» **Task details**
Copy every line of the data below, reproducing each one without alteration.

┌──

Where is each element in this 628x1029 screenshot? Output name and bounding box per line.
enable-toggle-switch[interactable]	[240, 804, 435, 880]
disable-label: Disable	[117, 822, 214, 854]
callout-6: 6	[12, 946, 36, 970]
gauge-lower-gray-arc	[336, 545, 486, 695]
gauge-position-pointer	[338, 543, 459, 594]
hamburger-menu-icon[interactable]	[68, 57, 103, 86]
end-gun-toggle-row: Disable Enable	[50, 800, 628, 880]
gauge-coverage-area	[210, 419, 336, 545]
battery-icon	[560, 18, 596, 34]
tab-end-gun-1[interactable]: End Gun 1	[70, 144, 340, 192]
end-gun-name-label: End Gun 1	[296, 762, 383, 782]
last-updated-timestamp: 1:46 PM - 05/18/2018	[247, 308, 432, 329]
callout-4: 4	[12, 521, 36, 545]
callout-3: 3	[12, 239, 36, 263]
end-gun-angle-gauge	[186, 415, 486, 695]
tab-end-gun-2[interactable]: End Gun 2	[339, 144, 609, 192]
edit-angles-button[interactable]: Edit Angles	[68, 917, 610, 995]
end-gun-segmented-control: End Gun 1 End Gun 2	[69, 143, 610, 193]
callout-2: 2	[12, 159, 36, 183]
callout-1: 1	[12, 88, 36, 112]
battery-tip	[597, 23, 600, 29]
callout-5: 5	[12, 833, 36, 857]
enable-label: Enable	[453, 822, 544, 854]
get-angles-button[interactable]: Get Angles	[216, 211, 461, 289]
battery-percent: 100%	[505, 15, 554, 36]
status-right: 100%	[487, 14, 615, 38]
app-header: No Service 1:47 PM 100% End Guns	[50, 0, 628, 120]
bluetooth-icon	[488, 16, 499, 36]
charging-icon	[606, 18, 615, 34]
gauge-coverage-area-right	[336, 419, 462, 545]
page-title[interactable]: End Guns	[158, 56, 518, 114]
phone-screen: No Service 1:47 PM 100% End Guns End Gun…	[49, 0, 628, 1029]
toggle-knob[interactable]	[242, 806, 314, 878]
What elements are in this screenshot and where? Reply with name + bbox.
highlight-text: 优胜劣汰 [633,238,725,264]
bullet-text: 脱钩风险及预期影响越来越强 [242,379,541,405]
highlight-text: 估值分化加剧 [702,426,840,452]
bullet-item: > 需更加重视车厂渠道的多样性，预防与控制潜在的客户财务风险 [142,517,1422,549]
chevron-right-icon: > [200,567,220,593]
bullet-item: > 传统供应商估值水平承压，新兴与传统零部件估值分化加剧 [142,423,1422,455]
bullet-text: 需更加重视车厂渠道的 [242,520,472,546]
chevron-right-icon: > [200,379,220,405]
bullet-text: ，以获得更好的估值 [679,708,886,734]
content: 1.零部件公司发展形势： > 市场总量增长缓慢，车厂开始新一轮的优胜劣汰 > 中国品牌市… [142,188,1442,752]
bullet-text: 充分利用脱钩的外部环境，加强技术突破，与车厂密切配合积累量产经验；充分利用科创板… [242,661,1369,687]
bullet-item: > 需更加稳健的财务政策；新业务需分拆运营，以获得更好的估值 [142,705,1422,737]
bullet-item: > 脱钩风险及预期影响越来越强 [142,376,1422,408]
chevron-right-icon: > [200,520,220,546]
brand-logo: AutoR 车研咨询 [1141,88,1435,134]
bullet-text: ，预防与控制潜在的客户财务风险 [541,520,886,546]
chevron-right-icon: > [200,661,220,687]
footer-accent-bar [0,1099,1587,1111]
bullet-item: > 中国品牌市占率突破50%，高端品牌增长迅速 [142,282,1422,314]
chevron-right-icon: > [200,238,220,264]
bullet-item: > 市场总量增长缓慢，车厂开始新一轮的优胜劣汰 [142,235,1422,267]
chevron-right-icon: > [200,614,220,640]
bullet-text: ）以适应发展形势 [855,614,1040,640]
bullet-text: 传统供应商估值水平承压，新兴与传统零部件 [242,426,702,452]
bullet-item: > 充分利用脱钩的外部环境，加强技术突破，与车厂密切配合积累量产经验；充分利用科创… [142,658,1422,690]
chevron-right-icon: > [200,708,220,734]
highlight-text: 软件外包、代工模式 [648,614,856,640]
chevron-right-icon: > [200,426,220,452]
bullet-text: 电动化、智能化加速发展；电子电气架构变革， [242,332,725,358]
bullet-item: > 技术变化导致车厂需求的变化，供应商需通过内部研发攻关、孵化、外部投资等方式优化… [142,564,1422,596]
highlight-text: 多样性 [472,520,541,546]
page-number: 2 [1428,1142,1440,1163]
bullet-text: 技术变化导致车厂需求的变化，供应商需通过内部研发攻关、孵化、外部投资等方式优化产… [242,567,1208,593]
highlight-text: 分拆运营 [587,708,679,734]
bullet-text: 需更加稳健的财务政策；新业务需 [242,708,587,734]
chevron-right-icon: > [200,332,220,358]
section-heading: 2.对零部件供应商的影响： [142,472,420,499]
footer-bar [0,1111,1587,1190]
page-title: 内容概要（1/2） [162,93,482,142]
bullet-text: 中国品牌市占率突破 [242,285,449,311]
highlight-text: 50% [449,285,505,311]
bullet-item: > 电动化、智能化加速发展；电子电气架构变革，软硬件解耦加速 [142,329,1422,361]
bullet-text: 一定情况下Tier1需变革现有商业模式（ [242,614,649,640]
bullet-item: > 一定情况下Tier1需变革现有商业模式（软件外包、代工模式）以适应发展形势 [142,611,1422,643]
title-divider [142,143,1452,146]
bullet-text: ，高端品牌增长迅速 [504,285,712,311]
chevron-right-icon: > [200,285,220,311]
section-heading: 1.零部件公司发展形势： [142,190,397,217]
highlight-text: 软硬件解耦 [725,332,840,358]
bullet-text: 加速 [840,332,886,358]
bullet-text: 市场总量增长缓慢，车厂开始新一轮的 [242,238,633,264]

└──

» **Completed task**
Where is each element in this 628x1029 screenshot? Output name and bounding box per line.
enable-toggle-switch[interactable]	[240, 804, 435, 880]
disable-label: Disable	[117, 822, 214, 854]
callout-6: 6	[12, 946, 36, 970]
gauge-lower-gray-arc	[336, 545, 486, 695]
gauge-position-pointer	[338, 543, 459, 594]
hamburger-menu-icon[interactable]	[68, 57, 103, 86]
end-gun-toggle-row: Disable Enable	[50, 800, 628, 880]
gauge-coverage-area	[210, 419, 336, 545]
battery-icon	[560, 18, 596, 34]
tab-end-gun-1[interactable]: End Gun 1	[70, 144, 340, 192]
end-gun-name-label: End Gun 1	[296, 762, 383, 782]
last-updated-timestamp: 1:46 PM - 05/18/2018	[247, 308, 432, 329]
callout-4: 4	[12, 521, 36, 545]
callout-3: 3	[12, 239, 36, 263]
end-gun-angle-gauge	[186, 415, 486, 695]
tab-end-gun-2[interactable]: End Gun 2	[339, 144, 609, 192]
edit-angles-button[interactable]: Edit Angles	[68, 917, 610, 995]
end-gun-segmented-control: End Gun 1 End Gun 2	[69, 143, 610, 193]
callout-2: 2	[12, 159, 36, 183]
callout-1: 1	[12, 88, 36, 112]
battery-tip	[597, 23, 600, 29]
callout-5: 5	[12, 833, 36, 857]
enable-label: Enable	[453, 822, 544, 854]
get-angles-button[interactable]: Get Angles	[216, 211, 461, 289]
battery-percent: 100%	[505, 15, 554, 36]
status-right: 100%	[487, 14, 615, 38]
app-header: No Service 1:47 PM 100% End Guns	[50, 0, 628, 120]
bluetooth-icon	[488, 16, 499, 36]
charging-icon	[606, 18, 615, 34]
gauge-coverage-area-right	[336, 419, 462, 545]
page-title[interactable]: End Guns	[158, 56, 518, 114]
phone-screen: No Service 1:47 PM 100% End Guns End Gun…	[49, 0, 628, 1029]
toggle-knob[interactable]	[242, 806, 314, 878]
What elements are in this screenshot and where? Reply with name + bbox.
highlight-text: 优胜劣汰 [633,238,725,264]
bullet-text: 脱钩风险及预期影响越来越强 [242,379,541,405]
highlight-text: 估值分化加剧 [702,426,840,452]
bullet-item: > 需更加重视车厂渠道的多样性，预防与控制潜在的客户财务风险 [142,517,1422,549]
chevron-right-icon: > [200,567,220,593]
bullet-item: > 传统供应商估值水平承压，新兴与传统零部件估值分化加剧 [142,423,1422,455]
bullet-text: 需更加重视车厂渠道的 [242,520,472,546]
chevron-right-icon: > [200,379,220,405]
bullet-text: ，以获得更好的估值 [679,708,886,734]
content: 1.零部件公司发展形势： > 市场总量增长缓慢，车厂开始新一轮的优胜劣汰 > 中国品牌市… [142,188,1442,752]
bullet-text: 充分利用脱钩的外部环境，加强技术突破，与车厂密切配合积累量产经验；充分利用科创板… [242,661,1369,687]
bullet-item: > 需更加稳健的财务政策；新业务需分拆运营，以获得更好的估值 [142,705,1422,737]
bullet-item: > 脱钩风险及预期影响越来越强 [142,376,1422,408]
chevron-right-icon: > [200,520,220,546]
brand-logo: AutoR 车研咨询 [1141,88,1435,134]
bullet-text: ，预防与控制潜在的客户财务风险 [541,520,886,546]
chevron-right-icon: > [200,661,220,687]
footer-accent-bar [0,1099,1587,1111]
bullet-item: > 中国品牌市占率突破50%，高端品牌增长迅速 [142,282,1422,314]
chevron-right-icon: > [200,238,220,264]
bullet-item: > 市场总量增长缓慢，车厂开始新一轮的优胜劣汰 [142,235,1422,267]
chevron-right-icon: > [200,614,220,640]
bullet-text: ）以适应发展形势 [855,614,1040,640]
bullet-text: 传统供应商估值水平承压，新兴与传统零部件 [242,426,702,452]
bullet-item: > 充分利用脱钩的外部环境，加强技术突破，与车厂密切配合积累量产经验；充分利用科创… [142,658,1422,690]
chevron-right-icon: > [200,708,220,734]
highlight-text: 软件外包、代工模式 [648,614,856,640]
chevron-right-icon: > [200,426,220,452]
bullet-text: 电动化、智能化加速发展；电子电气架构变革， [242,332,725,358]
bullet-item: > 技术变化导致车厂需求的变化，供应商需通过内部研发攻关、孵化、外部投资等方式优化… [142,564,1422,596]
highlight-text: 多样性 [472,520,541,546]
page-number: 2 [1428,1142,1440,1163]
bullet-text: 技术变化导致车厂需求的变化，供应商需通过内部研发攻关、孵化、外部投资等方式优化产… [242,567,1208,593]
highlight-text: 分拆运营 [587,708,679,734]
bullet-text: 需更加稳健的财务政策；新业务需 [242,708,587,734]
chevron-right-icon: > [200,332,220,358]
section-heading: 2.对零部件供应商的影响： [142,472,420,499]
footer-bar [0,1111,1587,1190]
page-title: 内容概要（1/2） [162,93,482,142]
bullet-text: 中国品牌市占率突破 [242,285,449,311]
highlight-text: 50% [449,285,505,311]
bullet-item: > 电动化、智能化加速发展；电子电气架构变革，软硬件解耦加速 [142,329,1422,361]
bullet-text: 一定情况下Tier1需变革现有商业模式（ [242,614,649,640]
bullet-item: > 一定情况下Tier1需变革现有商业模式（软件外包、代工模式）以适应发展形势 [142,611,1422,643]
title-divider [142,143,1452,146]
bullet-text: ，高端品牌增长迅速 [504,285,712,311]
chevron-right-icon: > [200,285,220,311]
section-heading: 1.零部件公司发展形势： [142,190,397,217]
highlight-text: 软硬件解耦 [725,332,840,358]
bullet-text: 加速 [840,332,886,358]
bullet-text: 市场总量增长缓慢，车厂开始新一轮的 [242,238,633,264]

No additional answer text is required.